Give the number of lines containing the word "text" and nothing more.

Excerpts from a figure dataset
+++
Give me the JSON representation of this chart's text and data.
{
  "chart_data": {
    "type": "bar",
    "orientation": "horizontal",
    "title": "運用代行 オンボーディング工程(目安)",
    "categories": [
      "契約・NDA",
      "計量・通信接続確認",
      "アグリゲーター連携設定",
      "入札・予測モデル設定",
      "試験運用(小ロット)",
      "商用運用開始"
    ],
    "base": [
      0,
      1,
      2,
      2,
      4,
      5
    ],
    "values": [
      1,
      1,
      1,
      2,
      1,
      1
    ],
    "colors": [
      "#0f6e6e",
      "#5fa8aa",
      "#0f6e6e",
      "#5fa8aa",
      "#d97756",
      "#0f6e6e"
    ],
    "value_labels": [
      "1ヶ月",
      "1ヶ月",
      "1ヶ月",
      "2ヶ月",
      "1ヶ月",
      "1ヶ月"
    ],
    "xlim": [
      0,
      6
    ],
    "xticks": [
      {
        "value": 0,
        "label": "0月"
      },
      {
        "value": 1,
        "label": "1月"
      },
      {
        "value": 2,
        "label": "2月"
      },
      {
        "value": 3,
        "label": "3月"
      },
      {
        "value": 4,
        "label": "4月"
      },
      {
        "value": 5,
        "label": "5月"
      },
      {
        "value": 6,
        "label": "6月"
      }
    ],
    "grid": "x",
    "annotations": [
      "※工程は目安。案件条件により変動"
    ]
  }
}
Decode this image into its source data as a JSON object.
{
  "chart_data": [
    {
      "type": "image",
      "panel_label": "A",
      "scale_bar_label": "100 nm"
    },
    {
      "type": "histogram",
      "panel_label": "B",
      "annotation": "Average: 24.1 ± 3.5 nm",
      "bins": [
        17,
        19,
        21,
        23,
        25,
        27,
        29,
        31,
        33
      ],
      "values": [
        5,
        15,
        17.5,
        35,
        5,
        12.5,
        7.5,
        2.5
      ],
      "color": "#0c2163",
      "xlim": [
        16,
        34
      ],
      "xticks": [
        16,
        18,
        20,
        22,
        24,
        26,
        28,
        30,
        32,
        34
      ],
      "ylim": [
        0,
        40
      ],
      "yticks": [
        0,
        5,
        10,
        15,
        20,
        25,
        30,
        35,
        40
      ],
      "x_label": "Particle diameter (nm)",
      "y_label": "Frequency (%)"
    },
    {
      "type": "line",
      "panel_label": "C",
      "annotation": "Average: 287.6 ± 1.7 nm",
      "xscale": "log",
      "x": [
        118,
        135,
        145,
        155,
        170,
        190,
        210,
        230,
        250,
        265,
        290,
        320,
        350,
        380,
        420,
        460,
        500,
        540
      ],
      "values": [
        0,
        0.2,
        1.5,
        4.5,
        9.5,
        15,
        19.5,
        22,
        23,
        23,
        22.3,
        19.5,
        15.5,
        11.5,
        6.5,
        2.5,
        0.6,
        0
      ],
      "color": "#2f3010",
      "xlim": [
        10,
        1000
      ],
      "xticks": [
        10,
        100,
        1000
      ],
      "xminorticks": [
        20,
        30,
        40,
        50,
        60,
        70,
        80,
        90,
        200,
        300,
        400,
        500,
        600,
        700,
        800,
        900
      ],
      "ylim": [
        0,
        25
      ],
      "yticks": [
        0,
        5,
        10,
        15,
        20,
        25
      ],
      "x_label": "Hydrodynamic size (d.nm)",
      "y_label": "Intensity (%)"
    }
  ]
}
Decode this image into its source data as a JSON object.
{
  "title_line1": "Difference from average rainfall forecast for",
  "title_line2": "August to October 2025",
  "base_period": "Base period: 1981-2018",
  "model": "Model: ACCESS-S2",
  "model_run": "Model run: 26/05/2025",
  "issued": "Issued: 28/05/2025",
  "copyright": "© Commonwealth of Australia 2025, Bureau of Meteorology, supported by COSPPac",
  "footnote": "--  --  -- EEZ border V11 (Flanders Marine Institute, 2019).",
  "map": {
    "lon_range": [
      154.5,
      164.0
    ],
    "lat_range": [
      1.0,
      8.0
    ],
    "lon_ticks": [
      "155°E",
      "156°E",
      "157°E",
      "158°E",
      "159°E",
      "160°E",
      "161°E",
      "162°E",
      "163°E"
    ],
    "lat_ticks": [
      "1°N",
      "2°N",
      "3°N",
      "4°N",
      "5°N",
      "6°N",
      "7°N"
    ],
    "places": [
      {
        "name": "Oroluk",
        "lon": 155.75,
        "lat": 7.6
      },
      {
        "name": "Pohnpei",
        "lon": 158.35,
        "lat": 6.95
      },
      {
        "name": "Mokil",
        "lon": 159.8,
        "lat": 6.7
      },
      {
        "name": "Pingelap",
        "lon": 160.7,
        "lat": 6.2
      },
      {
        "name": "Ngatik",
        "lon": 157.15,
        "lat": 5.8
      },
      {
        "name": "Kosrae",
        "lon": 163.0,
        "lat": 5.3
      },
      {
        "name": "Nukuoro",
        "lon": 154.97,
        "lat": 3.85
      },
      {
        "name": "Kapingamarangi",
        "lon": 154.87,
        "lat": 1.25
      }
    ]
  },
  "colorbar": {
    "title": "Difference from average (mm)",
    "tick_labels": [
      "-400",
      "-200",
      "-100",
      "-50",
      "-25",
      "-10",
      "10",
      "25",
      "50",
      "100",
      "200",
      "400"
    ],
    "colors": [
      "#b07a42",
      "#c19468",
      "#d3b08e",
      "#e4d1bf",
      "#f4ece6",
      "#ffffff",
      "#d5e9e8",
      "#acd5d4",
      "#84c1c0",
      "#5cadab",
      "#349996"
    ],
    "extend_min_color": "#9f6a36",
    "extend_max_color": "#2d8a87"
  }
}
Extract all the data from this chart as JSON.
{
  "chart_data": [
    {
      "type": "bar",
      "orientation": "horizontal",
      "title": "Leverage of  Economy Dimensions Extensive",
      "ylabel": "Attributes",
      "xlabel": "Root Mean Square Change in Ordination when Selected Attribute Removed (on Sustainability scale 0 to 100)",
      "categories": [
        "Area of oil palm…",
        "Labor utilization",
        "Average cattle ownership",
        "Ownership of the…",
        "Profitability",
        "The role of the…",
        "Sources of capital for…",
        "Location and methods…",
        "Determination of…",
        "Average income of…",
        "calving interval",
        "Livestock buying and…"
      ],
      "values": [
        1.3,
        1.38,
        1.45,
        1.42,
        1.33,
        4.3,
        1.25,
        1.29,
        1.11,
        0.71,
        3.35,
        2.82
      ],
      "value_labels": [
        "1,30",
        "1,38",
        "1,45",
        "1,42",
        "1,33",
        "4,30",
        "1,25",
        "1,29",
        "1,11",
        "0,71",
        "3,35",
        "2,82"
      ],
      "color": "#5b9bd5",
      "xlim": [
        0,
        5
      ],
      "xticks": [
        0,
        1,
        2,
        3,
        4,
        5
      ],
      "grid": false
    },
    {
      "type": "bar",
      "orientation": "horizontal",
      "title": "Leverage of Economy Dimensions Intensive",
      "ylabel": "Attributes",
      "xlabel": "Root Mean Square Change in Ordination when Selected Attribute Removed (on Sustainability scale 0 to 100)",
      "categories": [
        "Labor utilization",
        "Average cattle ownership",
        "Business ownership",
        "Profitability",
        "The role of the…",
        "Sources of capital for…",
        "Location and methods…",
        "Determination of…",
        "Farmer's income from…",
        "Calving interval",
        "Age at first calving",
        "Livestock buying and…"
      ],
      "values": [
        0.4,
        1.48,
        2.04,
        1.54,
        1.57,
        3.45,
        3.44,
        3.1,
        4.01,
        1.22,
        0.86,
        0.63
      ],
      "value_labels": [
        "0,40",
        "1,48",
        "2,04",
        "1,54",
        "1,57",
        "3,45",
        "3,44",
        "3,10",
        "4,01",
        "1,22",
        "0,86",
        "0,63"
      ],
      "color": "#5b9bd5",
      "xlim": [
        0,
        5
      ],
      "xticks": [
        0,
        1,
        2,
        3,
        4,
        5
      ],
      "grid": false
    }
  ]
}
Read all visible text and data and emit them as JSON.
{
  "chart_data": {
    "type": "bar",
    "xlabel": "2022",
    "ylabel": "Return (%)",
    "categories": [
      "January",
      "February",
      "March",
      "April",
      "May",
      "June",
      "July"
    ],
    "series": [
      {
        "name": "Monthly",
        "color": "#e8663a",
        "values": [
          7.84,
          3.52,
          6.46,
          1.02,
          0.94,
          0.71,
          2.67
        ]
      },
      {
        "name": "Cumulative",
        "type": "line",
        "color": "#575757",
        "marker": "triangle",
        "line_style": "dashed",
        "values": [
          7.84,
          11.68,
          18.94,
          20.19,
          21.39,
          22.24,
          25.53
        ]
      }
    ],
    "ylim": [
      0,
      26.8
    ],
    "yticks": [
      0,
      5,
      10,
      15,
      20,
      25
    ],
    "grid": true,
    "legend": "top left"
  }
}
+++
Output for this task
2